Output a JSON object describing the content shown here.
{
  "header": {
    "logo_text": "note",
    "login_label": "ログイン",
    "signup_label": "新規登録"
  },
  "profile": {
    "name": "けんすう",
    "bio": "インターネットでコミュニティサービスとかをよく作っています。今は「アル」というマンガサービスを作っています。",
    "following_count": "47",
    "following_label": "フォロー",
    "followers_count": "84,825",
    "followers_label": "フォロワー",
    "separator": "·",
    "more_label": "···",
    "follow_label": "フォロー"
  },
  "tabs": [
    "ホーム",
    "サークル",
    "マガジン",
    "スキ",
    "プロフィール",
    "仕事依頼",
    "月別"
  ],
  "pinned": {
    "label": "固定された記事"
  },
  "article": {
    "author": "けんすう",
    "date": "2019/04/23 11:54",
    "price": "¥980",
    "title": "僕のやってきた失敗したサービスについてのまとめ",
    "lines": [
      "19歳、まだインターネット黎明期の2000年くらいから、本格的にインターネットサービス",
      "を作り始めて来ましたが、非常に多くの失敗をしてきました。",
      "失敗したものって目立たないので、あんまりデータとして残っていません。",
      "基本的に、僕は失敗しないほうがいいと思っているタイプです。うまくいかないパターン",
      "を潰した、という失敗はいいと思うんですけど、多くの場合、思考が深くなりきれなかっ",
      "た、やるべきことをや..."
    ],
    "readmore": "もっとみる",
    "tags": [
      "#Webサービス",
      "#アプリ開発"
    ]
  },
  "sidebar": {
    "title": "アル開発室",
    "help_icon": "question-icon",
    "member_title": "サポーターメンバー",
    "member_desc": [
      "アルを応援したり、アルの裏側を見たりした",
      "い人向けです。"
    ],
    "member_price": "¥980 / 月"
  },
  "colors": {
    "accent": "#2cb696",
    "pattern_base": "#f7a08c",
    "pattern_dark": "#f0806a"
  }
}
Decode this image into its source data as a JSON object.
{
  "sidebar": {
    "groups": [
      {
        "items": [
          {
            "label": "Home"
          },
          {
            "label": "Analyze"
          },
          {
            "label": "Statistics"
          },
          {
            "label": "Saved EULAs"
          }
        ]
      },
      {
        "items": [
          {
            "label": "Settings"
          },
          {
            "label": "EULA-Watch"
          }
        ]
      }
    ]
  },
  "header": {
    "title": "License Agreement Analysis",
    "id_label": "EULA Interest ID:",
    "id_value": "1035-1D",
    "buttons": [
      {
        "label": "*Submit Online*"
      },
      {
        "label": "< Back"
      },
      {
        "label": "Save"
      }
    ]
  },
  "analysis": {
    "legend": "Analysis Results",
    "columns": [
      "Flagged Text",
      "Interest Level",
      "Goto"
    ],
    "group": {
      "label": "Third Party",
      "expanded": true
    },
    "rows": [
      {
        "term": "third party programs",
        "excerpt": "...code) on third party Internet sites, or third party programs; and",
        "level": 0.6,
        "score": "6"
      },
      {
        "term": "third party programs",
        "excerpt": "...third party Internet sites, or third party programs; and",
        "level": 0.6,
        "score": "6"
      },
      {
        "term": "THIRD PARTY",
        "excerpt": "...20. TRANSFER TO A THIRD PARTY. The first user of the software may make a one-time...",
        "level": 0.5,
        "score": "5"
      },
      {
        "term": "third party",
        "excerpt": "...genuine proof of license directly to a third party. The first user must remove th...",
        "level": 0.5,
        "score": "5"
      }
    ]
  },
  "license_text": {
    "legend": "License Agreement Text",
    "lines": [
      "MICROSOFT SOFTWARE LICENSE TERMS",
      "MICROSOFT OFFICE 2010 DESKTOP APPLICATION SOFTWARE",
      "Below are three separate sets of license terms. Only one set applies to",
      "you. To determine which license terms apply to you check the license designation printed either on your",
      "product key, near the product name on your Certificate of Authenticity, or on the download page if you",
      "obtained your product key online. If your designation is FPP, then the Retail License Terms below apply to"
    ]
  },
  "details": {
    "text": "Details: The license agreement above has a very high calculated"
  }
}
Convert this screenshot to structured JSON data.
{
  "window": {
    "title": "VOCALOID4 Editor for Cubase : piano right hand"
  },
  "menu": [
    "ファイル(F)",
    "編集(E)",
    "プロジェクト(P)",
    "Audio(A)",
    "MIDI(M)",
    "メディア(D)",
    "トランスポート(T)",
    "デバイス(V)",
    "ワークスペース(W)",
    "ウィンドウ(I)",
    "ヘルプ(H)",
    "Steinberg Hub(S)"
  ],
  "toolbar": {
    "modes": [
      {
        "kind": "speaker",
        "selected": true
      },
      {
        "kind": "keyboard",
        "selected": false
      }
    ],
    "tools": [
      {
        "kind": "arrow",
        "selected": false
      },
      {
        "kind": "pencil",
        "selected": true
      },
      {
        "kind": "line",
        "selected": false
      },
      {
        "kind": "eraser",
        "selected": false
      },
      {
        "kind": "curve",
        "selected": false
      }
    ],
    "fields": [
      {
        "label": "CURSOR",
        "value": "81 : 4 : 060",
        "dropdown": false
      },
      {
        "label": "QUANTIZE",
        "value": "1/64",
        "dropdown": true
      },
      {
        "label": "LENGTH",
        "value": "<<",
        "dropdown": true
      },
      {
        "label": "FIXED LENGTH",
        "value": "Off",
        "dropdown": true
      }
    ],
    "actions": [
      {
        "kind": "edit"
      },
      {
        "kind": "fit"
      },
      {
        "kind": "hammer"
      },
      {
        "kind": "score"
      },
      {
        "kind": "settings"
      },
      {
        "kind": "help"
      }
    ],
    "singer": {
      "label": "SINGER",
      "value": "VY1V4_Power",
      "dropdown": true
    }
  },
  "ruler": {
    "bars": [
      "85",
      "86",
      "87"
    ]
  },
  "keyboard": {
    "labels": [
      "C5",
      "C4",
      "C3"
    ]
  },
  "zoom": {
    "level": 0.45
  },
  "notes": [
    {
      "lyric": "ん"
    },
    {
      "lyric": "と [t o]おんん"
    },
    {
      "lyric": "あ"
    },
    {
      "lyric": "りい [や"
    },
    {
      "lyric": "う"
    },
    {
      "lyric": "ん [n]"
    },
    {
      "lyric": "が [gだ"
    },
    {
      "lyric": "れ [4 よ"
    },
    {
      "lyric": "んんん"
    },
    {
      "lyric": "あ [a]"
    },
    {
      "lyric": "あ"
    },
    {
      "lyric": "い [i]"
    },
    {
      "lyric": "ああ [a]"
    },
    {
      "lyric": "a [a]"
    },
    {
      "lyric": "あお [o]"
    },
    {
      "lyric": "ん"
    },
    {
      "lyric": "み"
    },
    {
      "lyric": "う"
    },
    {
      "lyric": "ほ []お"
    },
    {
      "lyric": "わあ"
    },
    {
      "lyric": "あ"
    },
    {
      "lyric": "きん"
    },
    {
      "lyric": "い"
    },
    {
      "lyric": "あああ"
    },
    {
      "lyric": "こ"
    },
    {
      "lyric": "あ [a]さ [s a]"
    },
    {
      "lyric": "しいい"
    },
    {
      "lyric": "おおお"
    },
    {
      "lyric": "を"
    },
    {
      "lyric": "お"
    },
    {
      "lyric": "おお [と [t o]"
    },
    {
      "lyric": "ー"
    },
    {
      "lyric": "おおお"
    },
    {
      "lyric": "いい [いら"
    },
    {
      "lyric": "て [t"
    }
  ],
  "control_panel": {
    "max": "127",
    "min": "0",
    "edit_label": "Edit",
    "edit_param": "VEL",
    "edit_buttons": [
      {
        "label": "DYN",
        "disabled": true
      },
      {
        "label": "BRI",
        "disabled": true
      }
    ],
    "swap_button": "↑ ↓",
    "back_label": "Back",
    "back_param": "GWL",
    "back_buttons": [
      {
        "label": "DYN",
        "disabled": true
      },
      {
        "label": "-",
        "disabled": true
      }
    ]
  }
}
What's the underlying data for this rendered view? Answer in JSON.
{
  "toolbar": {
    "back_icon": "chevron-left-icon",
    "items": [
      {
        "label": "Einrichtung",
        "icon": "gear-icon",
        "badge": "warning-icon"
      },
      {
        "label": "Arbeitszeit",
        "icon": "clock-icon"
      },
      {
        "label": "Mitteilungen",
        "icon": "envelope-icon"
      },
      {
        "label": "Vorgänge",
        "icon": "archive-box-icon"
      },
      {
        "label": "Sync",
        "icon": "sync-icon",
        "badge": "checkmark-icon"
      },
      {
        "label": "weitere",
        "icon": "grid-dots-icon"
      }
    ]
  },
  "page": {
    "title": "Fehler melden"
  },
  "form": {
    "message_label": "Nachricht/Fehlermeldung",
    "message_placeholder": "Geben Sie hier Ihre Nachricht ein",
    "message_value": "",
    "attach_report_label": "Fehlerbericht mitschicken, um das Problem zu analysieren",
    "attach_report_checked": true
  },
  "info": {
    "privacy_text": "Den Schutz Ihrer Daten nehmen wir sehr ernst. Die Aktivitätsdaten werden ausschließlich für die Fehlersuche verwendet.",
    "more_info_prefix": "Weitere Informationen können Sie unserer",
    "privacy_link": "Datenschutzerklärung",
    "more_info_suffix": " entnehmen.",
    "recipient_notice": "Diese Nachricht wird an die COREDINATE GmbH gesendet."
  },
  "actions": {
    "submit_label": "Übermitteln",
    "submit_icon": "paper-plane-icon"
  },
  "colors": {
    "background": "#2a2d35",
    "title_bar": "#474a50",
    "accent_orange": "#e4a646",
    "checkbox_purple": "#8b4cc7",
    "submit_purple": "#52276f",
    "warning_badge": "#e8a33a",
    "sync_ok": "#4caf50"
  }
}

———

*Your task*
Give the count of lines in the data above that hold the string "this", with no additional words.

*Written response*
3